_What you need to do_: Print all entries precisely as they are written.

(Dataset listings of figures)
────────────────

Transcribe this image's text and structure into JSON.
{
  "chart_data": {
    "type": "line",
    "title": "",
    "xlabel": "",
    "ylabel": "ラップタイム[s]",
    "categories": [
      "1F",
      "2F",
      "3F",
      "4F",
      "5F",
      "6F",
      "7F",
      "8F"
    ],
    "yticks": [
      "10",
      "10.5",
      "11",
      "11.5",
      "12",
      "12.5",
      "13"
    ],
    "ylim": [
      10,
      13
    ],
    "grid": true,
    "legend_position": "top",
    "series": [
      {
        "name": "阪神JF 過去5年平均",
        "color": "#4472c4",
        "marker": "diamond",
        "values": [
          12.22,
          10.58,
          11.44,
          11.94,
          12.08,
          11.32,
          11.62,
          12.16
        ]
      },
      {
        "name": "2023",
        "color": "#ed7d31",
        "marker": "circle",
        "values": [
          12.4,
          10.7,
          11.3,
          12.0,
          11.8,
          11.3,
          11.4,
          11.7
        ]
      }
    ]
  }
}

────────────────

_Reply to the task_:
Transcribe this image's text and structure into JSON.
{
  "chart_data": {
    "type": "line",
    "title": "",
    "xlabel": "",
    "ylabel": "ラップタイム[s]",
    "categories": [
      "1F",
      "2F",
      "3F",
      "4F",
      "5F",
      "6F",
      "7F",
      "8F"
    ],
    "yticks": [
      "10",
      "10.5",
      "11",
      "11.5",
      "12",
      "12.5",
      "13"
    ],
    "ylim": [
      10,
      13
    ],
    "grid": true,
    "legend_position": "top",
    "series": [
      {
        "name": "阪神JF 過去5年平均",
        "color": "#4472c4",
        "marker": "diamond",
        "values": [
          12.22,
          10.58,
          11.44,
          11.94,
          12.08,
          11.32,
          11.62,
          12.16
        ]
      },
      {
        "name": "2023",
        "color": "#ed7d31",
        "marker": "circle",
        "values": [
          12.4,
          10.7,
          11.3,
          12.0,
          11.8,
          11.3,
          11.4,
          11.7
        ]
      }
    ]
  }
}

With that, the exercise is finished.